◆ **Aim of the task**: Do any lines in the data below contain "пожилых"? If so, copy every one of them.

◆ **Records supplied**:
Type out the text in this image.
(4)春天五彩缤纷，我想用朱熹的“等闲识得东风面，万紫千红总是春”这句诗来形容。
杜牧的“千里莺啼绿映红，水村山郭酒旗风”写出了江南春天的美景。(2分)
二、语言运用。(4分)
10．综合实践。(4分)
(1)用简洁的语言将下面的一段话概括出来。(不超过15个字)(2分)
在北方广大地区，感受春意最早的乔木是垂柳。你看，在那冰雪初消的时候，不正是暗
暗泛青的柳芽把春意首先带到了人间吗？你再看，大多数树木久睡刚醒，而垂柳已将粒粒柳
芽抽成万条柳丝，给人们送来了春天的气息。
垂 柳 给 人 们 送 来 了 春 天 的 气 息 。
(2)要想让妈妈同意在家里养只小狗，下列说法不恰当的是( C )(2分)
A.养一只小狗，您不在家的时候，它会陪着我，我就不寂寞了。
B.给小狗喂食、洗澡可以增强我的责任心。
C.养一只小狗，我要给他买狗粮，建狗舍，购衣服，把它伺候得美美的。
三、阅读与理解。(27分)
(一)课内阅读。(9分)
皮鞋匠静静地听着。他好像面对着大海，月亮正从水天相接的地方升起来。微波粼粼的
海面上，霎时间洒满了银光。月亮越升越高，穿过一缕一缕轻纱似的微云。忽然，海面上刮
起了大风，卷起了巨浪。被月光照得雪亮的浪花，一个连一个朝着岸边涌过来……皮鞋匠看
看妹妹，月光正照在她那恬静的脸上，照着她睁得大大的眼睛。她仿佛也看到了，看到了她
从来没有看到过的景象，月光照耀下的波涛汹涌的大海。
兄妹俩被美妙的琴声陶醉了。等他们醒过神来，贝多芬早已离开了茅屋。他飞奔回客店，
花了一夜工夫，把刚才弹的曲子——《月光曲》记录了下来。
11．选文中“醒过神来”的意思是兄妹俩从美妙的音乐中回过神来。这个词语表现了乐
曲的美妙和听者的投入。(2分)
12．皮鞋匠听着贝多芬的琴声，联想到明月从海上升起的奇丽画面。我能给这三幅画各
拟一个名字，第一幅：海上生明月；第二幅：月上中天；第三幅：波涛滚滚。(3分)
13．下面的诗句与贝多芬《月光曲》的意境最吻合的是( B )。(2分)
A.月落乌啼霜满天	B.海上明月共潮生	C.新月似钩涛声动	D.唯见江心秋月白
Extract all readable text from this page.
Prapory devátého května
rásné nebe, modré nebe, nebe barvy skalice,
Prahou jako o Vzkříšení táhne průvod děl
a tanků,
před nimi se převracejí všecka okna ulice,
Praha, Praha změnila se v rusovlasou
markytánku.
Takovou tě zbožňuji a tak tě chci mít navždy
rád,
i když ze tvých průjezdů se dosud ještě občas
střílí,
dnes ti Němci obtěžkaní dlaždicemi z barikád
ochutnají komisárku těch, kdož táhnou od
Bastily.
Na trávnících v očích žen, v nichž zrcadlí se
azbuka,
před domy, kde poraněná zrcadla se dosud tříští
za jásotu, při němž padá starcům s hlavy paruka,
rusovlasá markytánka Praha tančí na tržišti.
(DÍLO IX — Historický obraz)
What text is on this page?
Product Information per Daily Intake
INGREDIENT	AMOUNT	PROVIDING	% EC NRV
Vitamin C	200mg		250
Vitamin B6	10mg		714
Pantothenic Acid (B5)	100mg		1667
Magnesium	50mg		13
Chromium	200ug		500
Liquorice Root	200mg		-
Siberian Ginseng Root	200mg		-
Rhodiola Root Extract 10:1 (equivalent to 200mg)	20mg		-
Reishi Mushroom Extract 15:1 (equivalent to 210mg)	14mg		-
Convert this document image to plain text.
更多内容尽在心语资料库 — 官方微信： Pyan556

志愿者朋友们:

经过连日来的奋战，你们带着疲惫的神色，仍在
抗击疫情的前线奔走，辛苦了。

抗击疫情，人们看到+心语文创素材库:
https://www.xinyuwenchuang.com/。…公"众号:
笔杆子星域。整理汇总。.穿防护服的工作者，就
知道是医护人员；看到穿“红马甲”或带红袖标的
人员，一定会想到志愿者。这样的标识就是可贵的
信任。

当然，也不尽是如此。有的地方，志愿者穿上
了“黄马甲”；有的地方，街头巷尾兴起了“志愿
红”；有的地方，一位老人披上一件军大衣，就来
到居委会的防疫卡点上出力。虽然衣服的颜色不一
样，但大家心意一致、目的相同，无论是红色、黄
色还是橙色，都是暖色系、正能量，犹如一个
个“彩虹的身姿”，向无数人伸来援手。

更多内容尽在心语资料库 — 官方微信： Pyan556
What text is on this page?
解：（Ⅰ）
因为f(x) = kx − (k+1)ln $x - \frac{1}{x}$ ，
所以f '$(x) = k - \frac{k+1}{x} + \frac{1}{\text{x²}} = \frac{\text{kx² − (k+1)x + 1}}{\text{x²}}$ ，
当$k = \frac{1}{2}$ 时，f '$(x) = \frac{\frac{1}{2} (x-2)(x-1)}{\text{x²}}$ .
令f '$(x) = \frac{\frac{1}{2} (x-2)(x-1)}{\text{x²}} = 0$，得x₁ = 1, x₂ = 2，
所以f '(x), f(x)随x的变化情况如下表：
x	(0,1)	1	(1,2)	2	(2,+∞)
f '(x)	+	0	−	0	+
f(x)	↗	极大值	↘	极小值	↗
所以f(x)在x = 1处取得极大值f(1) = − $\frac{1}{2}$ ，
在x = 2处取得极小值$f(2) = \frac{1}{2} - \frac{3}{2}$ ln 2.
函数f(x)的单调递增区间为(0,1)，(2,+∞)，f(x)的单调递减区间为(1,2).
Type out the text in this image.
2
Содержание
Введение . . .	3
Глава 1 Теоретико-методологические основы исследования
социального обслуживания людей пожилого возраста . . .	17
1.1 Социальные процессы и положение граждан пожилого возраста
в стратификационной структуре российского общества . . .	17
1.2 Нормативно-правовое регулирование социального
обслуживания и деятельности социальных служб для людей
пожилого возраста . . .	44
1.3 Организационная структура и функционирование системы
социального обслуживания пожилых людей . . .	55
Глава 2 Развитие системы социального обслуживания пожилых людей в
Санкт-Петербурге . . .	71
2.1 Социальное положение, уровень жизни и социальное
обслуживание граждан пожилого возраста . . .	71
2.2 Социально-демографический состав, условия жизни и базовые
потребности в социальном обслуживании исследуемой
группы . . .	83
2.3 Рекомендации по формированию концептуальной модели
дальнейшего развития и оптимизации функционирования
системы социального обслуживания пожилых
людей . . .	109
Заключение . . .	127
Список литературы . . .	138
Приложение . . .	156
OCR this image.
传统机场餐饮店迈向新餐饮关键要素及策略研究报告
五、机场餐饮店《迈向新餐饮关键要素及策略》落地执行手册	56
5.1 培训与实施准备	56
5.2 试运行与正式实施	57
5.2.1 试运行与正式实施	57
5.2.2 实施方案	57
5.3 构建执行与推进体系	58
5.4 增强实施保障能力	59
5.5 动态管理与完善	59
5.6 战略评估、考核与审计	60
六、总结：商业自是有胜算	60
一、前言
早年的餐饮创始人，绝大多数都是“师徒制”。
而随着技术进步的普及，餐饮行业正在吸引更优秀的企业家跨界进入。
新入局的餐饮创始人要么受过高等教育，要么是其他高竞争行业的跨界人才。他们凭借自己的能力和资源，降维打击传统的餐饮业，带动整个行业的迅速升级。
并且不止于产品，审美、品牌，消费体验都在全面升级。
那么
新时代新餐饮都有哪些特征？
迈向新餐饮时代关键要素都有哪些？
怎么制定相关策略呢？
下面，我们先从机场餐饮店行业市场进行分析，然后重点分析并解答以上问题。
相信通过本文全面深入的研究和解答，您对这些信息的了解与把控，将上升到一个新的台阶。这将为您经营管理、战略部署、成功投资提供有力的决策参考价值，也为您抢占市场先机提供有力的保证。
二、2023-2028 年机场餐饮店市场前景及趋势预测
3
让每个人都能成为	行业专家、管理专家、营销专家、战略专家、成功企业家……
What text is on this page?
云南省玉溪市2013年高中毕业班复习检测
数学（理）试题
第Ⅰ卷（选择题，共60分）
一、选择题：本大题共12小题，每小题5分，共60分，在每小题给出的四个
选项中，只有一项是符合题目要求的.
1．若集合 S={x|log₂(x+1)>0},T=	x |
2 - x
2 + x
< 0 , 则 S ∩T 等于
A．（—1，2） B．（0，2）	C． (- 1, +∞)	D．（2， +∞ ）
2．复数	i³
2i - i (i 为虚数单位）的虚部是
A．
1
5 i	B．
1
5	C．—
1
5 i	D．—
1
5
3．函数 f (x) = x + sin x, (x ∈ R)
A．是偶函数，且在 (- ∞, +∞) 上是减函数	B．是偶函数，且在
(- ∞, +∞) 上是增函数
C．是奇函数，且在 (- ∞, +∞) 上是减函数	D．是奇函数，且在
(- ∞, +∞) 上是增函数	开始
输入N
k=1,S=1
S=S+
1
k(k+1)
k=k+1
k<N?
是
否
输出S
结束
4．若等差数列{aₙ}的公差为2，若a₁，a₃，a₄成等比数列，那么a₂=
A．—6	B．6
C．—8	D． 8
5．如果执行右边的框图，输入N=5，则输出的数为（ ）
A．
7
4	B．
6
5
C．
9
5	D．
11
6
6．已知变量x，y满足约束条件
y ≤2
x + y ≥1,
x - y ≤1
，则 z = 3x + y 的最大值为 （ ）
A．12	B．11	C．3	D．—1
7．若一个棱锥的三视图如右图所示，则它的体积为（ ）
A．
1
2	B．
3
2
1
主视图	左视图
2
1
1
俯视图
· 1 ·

◆ **Solution to this exercise**:
социального обслуживания пожилых людей . . .	55
Глава 2 Развитие системы социального обслуживания пожилых людей в
системы социального обслуживания пожилых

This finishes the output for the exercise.